§ Prompt: Scan the data below for the string "deine". Copy every line where it appears.

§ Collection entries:

....

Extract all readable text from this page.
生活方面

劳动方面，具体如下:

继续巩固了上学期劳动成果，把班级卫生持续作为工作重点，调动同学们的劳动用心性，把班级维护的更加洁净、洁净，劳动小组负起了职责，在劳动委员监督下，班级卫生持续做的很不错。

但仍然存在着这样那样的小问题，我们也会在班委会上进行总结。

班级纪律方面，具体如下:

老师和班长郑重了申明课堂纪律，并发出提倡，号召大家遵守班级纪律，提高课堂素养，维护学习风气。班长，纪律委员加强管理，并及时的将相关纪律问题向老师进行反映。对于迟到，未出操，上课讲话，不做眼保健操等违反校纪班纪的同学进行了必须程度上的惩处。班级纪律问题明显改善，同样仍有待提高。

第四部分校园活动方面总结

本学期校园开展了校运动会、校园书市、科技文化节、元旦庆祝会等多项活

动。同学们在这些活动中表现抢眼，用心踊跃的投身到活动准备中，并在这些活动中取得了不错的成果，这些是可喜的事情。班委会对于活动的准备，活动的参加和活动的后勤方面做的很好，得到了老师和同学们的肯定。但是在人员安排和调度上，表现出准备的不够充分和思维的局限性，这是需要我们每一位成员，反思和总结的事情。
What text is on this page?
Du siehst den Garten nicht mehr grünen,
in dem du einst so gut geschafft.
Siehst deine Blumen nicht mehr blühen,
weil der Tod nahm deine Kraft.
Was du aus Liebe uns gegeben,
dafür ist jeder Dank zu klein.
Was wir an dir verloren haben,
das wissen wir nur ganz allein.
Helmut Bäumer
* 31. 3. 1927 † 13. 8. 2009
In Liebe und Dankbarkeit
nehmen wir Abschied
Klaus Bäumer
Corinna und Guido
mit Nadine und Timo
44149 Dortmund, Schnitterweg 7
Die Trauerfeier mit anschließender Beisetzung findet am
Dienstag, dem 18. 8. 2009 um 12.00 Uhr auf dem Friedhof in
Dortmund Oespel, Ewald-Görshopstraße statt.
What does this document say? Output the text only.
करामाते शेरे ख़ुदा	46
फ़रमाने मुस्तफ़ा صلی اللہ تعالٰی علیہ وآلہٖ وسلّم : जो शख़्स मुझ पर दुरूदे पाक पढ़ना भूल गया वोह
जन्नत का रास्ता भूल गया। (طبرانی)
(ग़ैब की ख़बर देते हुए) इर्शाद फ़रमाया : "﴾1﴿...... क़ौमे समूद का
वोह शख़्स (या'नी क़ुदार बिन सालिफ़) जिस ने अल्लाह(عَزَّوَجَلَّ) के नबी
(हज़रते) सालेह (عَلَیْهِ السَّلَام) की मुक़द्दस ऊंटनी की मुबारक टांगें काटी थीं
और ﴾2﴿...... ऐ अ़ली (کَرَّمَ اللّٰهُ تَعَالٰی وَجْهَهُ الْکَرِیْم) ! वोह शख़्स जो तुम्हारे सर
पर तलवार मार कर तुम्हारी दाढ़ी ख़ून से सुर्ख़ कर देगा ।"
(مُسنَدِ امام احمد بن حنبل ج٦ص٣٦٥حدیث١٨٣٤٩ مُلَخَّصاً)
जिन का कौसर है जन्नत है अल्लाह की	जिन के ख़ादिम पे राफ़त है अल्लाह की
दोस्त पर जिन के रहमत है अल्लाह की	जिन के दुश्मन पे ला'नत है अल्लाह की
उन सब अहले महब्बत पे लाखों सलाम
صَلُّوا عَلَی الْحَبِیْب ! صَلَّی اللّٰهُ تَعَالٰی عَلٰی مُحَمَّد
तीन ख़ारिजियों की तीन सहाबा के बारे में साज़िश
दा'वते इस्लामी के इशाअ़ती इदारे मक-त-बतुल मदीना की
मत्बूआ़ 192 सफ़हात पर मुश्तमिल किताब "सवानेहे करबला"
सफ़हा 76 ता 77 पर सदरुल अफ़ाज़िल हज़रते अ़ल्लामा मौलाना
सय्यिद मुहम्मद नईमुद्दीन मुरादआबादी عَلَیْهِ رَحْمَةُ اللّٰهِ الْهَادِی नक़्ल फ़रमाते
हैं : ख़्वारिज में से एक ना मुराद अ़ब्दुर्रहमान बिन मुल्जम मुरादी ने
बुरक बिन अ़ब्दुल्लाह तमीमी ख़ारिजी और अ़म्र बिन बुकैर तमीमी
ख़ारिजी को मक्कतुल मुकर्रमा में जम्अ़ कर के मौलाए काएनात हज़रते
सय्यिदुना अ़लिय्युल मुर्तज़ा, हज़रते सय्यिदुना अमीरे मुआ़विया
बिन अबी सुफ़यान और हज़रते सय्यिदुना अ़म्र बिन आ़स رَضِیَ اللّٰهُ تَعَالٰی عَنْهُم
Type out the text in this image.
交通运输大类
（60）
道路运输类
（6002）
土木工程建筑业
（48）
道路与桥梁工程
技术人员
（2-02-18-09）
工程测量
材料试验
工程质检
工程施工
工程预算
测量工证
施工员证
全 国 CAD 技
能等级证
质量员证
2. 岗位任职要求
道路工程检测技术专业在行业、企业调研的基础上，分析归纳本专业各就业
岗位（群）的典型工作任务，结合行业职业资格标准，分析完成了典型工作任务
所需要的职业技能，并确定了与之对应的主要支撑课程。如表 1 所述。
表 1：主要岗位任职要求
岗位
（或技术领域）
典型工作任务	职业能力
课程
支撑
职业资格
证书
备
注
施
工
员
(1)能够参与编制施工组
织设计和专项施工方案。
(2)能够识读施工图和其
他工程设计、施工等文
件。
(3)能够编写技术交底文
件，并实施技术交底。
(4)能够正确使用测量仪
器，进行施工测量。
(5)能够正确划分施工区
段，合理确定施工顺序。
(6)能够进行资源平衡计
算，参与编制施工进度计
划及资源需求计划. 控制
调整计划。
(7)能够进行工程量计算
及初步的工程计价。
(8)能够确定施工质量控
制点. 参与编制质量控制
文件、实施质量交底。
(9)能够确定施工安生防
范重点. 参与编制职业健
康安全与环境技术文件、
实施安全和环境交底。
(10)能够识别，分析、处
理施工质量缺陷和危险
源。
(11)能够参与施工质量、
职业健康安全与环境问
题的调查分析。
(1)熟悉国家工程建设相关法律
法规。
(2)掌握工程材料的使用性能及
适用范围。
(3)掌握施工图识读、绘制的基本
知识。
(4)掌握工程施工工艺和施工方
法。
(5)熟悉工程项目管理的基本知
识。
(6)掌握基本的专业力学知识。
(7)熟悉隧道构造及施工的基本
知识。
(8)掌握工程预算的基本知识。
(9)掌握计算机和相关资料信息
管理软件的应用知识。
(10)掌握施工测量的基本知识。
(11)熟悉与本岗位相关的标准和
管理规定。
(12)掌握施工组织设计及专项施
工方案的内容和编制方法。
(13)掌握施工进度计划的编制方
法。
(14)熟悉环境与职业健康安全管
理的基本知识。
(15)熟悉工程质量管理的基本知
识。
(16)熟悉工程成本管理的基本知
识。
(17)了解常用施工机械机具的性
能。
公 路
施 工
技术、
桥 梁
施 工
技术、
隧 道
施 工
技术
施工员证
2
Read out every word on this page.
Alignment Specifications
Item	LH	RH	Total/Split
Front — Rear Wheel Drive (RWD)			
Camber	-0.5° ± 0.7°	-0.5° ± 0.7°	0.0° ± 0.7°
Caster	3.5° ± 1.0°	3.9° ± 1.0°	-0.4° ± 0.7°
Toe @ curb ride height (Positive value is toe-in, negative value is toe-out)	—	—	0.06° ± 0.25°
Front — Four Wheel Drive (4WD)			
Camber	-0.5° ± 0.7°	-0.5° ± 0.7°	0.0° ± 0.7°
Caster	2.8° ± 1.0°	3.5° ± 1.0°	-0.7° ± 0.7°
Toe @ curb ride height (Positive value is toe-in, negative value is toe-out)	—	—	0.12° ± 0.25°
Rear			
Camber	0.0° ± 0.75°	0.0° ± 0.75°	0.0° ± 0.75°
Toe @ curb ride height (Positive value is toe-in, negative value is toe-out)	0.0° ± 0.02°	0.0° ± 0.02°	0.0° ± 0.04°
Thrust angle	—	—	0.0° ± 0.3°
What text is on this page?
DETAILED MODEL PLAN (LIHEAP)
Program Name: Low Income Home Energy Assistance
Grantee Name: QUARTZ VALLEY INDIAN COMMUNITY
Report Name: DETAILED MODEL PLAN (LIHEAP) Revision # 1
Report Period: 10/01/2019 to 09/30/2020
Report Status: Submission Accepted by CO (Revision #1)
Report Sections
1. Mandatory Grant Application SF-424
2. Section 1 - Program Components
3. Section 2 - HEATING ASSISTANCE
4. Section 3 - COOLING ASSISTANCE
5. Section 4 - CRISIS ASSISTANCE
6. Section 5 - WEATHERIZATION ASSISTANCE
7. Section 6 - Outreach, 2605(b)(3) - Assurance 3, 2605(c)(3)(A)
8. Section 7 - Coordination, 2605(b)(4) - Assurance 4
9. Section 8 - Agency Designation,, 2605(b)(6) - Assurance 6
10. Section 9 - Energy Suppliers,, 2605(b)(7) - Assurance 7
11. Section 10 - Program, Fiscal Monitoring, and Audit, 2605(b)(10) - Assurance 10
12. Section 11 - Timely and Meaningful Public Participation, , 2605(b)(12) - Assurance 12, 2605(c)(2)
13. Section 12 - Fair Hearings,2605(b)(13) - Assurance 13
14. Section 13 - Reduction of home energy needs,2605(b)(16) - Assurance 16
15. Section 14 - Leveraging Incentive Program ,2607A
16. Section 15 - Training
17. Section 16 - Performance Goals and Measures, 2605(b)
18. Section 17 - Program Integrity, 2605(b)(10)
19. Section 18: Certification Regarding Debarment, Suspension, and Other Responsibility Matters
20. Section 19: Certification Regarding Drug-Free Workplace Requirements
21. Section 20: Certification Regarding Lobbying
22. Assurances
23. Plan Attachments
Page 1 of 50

....

§ Solution:
Siehst deine Blumen nicht mehr blühen,
weil der Tod nahm deine Kraft.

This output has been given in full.